Reproduce the lines of the material exactly, excluding every image.

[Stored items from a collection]
start
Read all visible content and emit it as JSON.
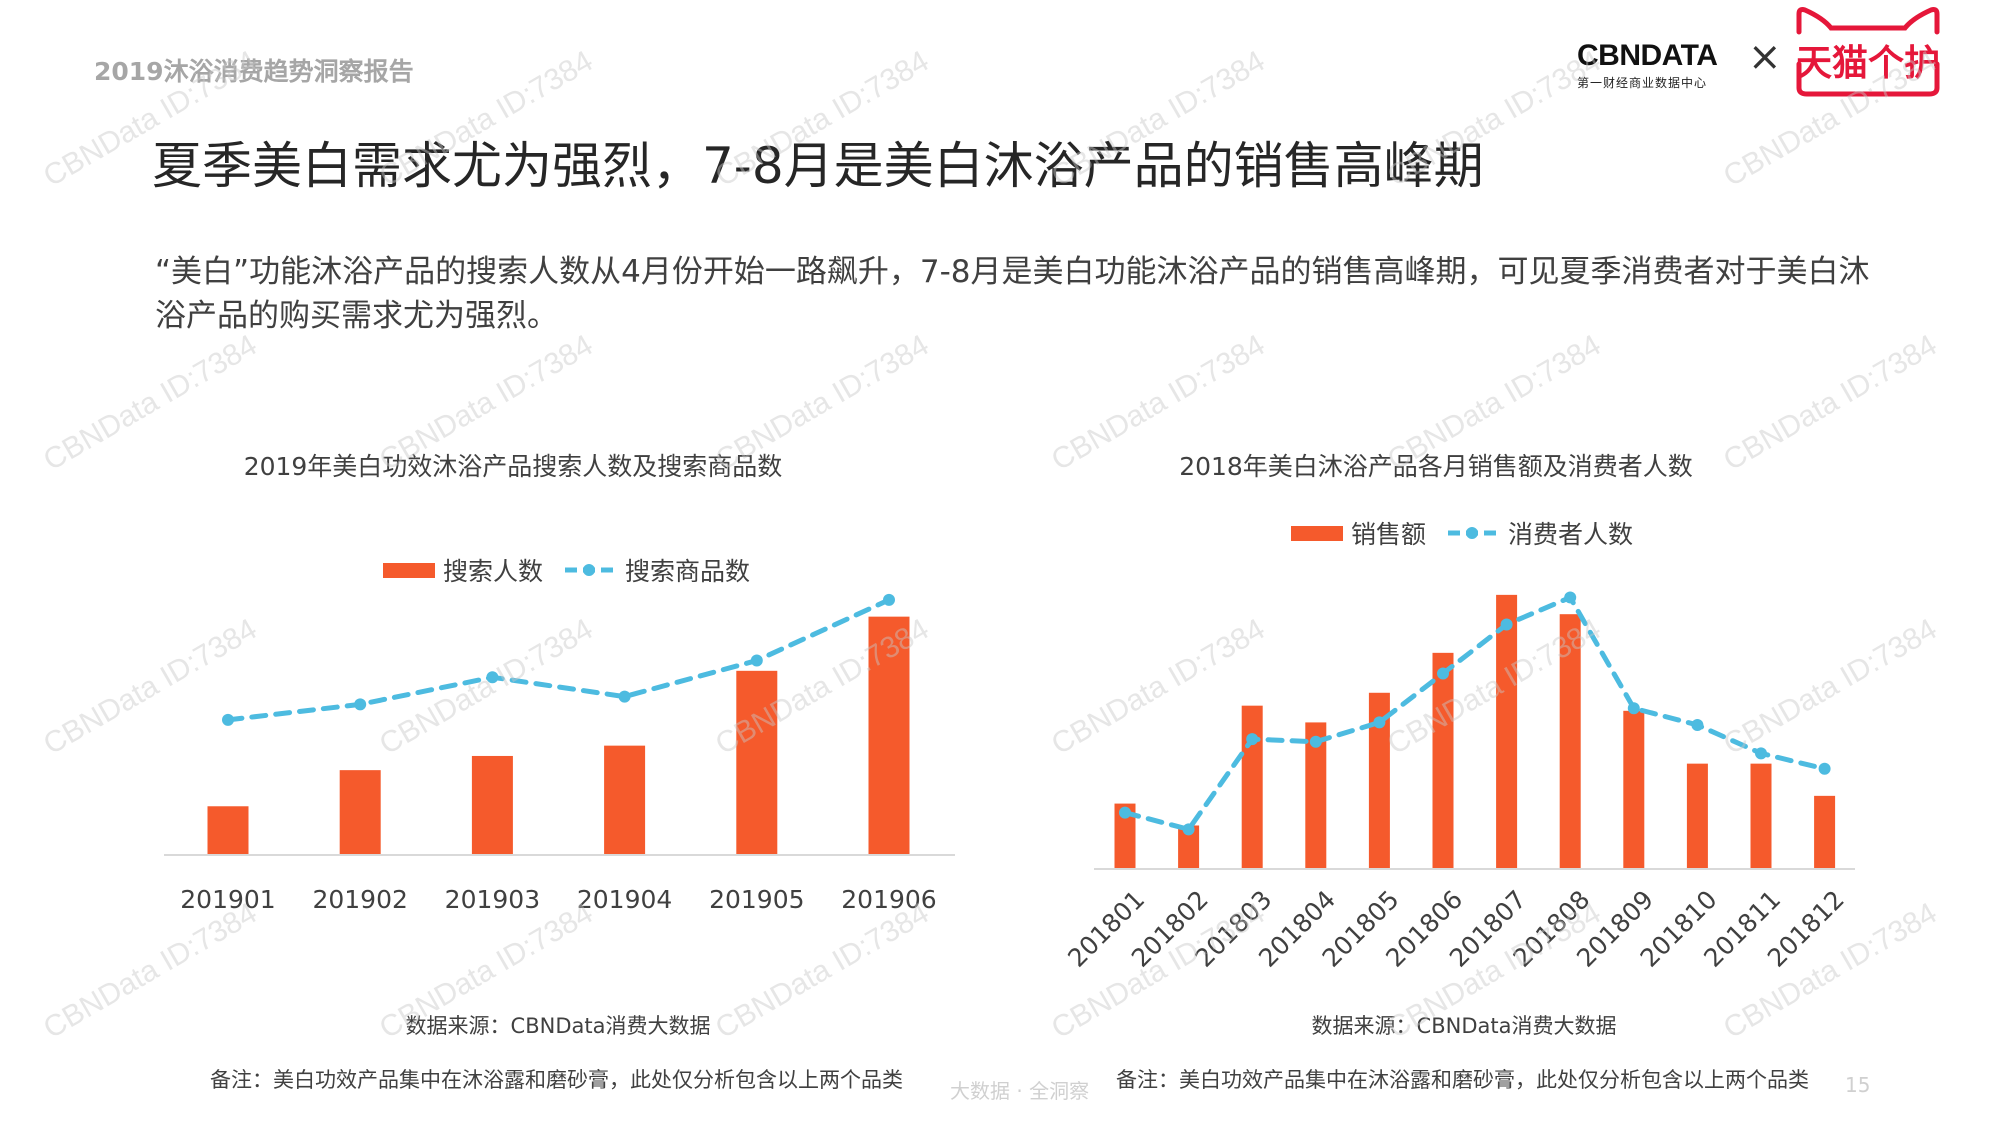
{
  "header": {
    "report_title": "2019沐浴消费趋势洞察报告"
  },
  "logos": {
    "cbndata": "CBNDATA",
    "cbndata_sub": "第一财经商业数据中心",
    "separator": "×",
    "tmall": "天猫个护"
  },
  "title": "夏季美白需求尤为强烈，7-8月是美白沐浴产品的销售高峰期",
  "body": "“美白”功能沐浴产品的搜索人数从4月份开始一路飙升，7-8月是美白功能沐浴产品的销售高峰期，可见夏季消费者对于美白沐浴产品的购买需求尤为强烈。",
  "watermark": "CBNData ID:7384",
  "colors": {
    "bar": "#F55A2C",
    "line": "#4DBBE0",
    "axis": "#d9d9d9"
  },
  "chart_data": [
    {
      "type": "bar+line",
      "title": "2019年美白功效沐浴产品搜索人数及搜索商品数",
      "categories": [
        "201901",
        "201902",
        "201903",
        "201904",
        "201905",
        "201906"
      ],
      "series": [
        {
          "name": "搜索人数",
          "type": "bar",
          "values": [
            37,
            65,
            76,
            84,
            142,
            184
          ]
        },
        {
          "name": "搜索商品数",
          "type": "line",
          "style": "dashed-with-markers",
          "values": [
            104,
            116,
            137,
            122,
            150,
            197
          ]
        }
      ],
      "ylim": [
        0,
        200
      ],
      "y_axis_shown": false,
      "grid": false,
      "legend": "top",
      "source": "数据来源：CBNData消费大数据",
      "note": "备注：美白功效产品集中在沐浴露和磨砂膏，此处仅分析包含以上两个品类"
    },
    {
      "type": "bar+line",
      "title": "2018年美白沐浴产品各月销售额及消费者人数",
      "categories": [
        "201801",
        "201802",
        "201803",
        "201804",
        "201805",
        "201806",
        "201807",
        "201808",
        "201809",
        "201810",
        "201811",
        "201812"
      ],
      "series": [
        {
          "name": "销售额",
          "type": "bar",
          "values": [
            50,
            33,
            126,
            113,
            136,
            167,
            212,
            197,
            122,
            81,
            81,
            56
          ]
        },
        {
          "name": "消费者人数",
          "type": "line",
          "style": "dashed-with-markers",
          "values": [
            43,
            30,
            100,
            98,
            113,
            151,
            189,
            210,
            124,
            111,
            89,
            77
          ]
        }
      ],
      "ylim": [
        0,
        215
      ],
      "y_axis_shown": false,
      "grid": false,
      "legend": "top",
      "x_tick_rotation": "-45deg",
      "source": "数据来源：CBNData消费大数据",
      "note": "备注：美白功效产品集中在沐浴露和磨砂膏，此处仅分析包含以上两个品类"
    }
  ],
  "footer": {
    "slogan": "大数据 · 全洞察",
    "page_number": "15"
  }
}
end
(FULL OUTPUT)
Read all visible content and emit it as JSON.
{
  "header": {
    "report_title": "2019沐浴消费趋势洞察报告"
  },
  "logos": {
    "cbndata": "CBNDATA",
    "cbndata_sub": "第一财经商业数据中心",
    "separator": "×",
    "tmall": "天猫个护"
  },
  "title": "夏季美白需求尤为强烈，7-8月是美白沐浴产品的销售高峰期",
  "body": "“美白”功能沐浴产品的搜索人数从4月份开始一路飙升，7-8月是美白功能沐浴产品的销售高峰期，可见夏季消费者对于美白沐浴产品的购买需求尤为强烈。",
  "watermark": "CBNData ID:7384",
  "colors": {
    "bar": "#F55A2C",
    "line": "#4DBBE0",
    "axis": "#d9d9d9"
  },
  "chart_data": [
    {
      "type": "bar+line",
      "title": "2019年美白功效沐浴产品搜索人数及搜索商品数",
      "categories": [
        "201901",
        "201902",
        "201903",
        "201904",
        "201905",
        "201906"
      ],
      "series": [
        {
          "name": "搜索人数",
          "type": "bar",
          "values": [
            37,
            65,
            76,
            84,
            142,
            184
          ]
        },
        {
          "name": "搜索商品数",
          "type": "line",
          "style": "dashed-with-markers",
          "values": [
            104,
            116,
            137,
            122,
            150,
            197
          ]
        }
      ],
      "ylim": [
        0,
        200
      ],
      "y_axis_shown": false,
      "grid": false,
      "legend": "top",
      "source": "数据来源：CBNData消费大数据",
      "note": "备注：美白功效产品集中在沐浴露和磨砂膏，此处仅分析包含以上两个品类"
    },
    {
      "type": "bar+line",
      "title": "2018年美白沐浴产品各月销售额及消费者人数",
      "categories": [
        "201801",
        "201802",
        "201803",
        "201804",
        "201805",
        "201806",
        "201807",
        "201808",
        "201809",
        "201810",
        "201811",
        "201812"
      ],
      "series": [
        {
          "name": "销售额",
          "type": "bar",
          "values": [
            50,
            33,
            126,
            113,
            136,
            167,
            212,
            197,
            122,
            81,
            81,
            56
          ]
        },
        {
          "name": "消费者人数",
          "type": "line",
          "style": "dashed-with-markers",
          "values": [
            43,
            30,
            100,
            98,
            113,
            151,
            189,
            210,
            124,
            111,
            89,
            77
          ]
        }
      ],
      "ylim": [
        0,
        215
      ],
      "y_axis_shown": false,
      "grid": false,
      "legend": "top",
      "x_tick_rotation": "-45deg",
      "source": "数据来源：CBNData消费大数据",
      "note": "备注：美白功效产品集中在沐浴露和磨砂膏，此处仅分析包含以上两个品类"
    }
  ],
  "footer": {
    "slogan": "大数据 · 全洞察",
    "page_number": "15"
  }
}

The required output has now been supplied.